With code modified from yours:

using Plots, LaTeXStrings, Plots.PlotMeasures, CalculusWithJulia
gr()

function pitick(start, stop, denom; mode=:text)
a = Int(cld(start, π/denom))
b = Int(fld(stop, π/denom))
tick = range(a*π/denom, b*π/denom; step=π/denom)
ticklabel = piticklabel.((a:b) .// denom, Val(mode))
tick, ticklabel
end

function piticklabel(x::Rational, ::Val{:text})
iszero(x) && return "0"
S = x < 0 ? "-" : ""
n, d = abs(numerator(x)), denominator(x)
N = n == 1 ? "" : repr(n)
d == 1 && return S * N * "π"
S * N * "π/" * repr(d)
end

function piticklabel(x::Rational, ::Val{:latex})
iszero(x) && return L"0"
S = x < 0 ? "-" : ""
n, d = abs(numerator(x)), denominator(x)
N = n == 1 ? "" : repr(n)
d == 1 && return L"%$S%$N\pi"
L"%$S\frac{%$N\pi}{%\$d}"
end

a, b = 1, 2π

y(x) = asec(x)
Dy(x)=y'(x)
DDy(x)=Dy'(x)

xs = range(-10, -1, length=150)

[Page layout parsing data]

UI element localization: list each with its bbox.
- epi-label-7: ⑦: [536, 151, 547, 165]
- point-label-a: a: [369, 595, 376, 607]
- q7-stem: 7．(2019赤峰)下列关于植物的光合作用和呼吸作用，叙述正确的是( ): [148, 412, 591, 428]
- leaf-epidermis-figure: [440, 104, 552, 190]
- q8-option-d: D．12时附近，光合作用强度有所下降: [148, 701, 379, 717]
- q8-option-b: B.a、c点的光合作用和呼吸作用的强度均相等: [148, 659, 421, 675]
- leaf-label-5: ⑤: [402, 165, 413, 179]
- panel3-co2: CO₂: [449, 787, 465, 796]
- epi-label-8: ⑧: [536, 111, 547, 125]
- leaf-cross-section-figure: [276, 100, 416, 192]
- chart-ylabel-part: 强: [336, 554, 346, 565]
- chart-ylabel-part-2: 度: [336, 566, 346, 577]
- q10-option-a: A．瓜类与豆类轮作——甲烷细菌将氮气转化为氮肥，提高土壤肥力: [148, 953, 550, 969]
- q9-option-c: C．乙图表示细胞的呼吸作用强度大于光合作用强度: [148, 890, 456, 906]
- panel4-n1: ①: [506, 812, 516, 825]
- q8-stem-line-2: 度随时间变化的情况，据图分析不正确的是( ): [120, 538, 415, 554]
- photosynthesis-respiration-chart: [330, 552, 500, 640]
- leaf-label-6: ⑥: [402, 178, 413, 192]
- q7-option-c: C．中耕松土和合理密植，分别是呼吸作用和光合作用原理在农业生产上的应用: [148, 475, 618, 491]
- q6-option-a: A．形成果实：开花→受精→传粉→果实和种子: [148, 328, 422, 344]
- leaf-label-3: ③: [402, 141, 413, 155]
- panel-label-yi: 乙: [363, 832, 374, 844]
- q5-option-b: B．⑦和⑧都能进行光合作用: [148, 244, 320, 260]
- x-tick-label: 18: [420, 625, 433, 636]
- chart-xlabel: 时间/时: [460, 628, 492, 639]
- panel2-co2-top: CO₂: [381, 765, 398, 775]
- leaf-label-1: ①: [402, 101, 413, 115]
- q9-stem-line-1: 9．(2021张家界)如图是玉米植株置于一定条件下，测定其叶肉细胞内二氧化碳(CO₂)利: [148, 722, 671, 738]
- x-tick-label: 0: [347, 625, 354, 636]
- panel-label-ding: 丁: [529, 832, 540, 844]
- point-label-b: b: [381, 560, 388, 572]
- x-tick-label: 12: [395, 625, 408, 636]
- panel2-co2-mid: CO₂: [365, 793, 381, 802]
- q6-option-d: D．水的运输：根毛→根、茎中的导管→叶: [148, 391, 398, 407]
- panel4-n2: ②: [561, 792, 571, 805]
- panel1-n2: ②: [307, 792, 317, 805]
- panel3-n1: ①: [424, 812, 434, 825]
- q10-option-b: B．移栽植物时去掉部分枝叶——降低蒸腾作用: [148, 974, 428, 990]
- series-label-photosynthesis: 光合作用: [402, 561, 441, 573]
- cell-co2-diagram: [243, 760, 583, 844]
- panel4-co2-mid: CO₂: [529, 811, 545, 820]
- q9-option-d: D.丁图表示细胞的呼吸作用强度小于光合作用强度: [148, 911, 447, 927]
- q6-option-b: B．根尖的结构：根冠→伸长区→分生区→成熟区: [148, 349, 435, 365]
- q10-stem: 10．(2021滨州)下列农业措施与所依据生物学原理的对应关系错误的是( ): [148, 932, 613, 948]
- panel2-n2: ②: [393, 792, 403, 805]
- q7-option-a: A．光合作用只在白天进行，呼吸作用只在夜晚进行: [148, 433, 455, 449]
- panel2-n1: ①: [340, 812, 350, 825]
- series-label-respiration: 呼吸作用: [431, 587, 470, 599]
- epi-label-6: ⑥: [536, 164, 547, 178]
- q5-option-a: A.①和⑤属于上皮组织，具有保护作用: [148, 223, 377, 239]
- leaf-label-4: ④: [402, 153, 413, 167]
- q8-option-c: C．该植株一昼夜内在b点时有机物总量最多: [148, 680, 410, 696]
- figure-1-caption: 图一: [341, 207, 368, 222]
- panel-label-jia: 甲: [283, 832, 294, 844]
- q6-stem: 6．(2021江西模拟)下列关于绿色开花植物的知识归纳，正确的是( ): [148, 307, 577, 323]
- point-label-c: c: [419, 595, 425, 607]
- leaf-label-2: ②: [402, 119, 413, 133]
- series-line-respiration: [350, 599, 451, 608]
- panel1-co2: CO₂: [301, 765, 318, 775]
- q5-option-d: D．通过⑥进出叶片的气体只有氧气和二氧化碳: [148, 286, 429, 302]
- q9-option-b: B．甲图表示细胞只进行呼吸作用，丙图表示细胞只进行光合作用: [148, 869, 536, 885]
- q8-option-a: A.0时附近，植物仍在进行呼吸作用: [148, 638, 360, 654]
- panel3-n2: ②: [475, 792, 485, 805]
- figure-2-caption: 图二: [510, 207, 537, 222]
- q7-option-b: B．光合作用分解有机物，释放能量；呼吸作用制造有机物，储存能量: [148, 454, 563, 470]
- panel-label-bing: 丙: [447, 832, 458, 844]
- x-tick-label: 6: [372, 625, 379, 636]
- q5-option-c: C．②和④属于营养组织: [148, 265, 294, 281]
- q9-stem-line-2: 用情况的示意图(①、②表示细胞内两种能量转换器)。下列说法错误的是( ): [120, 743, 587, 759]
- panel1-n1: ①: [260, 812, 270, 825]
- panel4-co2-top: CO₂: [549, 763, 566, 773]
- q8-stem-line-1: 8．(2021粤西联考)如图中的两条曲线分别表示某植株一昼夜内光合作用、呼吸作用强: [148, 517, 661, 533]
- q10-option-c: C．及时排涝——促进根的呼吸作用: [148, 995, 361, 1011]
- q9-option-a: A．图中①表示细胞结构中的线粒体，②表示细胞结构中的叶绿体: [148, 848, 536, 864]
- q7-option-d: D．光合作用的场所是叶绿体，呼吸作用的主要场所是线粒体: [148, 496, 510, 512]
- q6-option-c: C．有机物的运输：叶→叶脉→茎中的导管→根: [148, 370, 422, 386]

* Task objective
In the Julia plotting code, how is the range assigned to xs defined?

* Expected answer
It runs from -10 to -1 with length 150.